### Written exercise:
Count every line where "Customizer" shows up, and give that number only.

────────

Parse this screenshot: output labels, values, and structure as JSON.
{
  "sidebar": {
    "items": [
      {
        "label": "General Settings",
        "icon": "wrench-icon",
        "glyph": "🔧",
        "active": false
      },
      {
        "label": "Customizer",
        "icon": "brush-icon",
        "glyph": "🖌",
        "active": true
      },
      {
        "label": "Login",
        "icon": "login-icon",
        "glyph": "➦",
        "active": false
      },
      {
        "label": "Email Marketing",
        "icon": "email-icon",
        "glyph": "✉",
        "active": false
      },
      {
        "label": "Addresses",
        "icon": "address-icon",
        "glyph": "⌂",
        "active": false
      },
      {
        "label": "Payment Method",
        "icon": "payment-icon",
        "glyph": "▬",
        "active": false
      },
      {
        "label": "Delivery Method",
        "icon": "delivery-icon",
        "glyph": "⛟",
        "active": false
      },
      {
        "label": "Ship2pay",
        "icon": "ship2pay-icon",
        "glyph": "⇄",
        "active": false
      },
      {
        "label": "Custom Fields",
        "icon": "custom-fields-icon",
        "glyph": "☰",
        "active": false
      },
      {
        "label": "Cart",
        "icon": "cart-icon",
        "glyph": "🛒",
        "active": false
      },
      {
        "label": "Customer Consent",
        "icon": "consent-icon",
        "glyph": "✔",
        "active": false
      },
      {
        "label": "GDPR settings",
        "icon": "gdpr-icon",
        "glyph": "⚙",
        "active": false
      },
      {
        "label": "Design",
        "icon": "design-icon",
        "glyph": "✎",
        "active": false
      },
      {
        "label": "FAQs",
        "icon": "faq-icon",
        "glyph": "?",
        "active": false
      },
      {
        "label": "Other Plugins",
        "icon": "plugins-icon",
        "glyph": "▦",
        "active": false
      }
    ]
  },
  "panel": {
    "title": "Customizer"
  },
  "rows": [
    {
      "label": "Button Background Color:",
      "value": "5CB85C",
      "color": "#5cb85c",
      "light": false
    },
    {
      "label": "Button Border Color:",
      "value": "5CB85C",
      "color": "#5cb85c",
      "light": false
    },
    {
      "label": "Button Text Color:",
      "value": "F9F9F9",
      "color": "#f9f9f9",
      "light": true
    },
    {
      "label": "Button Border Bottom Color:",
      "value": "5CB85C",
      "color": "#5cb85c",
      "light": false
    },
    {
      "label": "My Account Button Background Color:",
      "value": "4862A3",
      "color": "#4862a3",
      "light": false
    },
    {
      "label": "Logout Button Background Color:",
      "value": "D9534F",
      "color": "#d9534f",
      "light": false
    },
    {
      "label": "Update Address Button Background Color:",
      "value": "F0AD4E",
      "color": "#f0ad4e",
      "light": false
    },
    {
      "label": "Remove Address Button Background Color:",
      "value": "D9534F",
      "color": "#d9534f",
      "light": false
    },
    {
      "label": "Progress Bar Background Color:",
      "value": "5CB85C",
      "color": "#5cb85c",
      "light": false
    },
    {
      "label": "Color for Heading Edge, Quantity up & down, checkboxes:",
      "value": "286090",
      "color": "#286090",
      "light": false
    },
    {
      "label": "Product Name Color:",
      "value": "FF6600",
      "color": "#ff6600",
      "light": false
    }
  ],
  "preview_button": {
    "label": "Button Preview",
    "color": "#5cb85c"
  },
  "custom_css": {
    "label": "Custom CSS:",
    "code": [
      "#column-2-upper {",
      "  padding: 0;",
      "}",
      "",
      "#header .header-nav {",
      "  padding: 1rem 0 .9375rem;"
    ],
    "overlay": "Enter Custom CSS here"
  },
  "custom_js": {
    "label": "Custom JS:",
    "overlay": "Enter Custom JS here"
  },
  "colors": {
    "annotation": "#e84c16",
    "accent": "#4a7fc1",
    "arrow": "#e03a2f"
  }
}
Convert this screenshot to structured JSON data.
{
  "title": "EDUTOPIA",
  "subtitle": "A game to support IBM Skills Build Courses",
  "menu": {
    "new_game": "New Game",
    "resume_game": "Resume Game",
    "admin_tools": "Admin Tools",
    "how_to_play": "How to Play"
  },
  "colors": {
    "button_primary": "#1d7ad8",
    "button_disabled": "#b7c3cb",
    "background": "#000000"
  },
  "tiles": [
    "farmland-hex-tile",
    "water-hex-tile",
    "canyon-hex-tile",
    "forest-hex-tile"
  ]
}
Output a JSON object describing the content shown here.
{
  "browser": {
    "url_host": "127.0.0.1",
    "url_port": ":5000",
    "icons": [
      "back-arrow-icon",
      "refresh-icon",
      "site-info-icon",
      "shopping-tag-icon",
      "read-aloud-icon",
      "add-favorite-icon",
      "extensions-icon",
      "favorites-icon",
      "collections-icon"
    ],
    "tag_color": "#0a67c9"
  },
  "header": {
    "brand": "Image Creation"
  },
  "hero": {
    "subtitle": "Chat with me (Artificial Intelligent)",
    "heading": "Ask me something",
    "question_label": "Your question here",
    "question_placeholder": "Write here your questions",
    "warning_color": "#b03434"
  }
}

────────

### Answer to the exercise:
2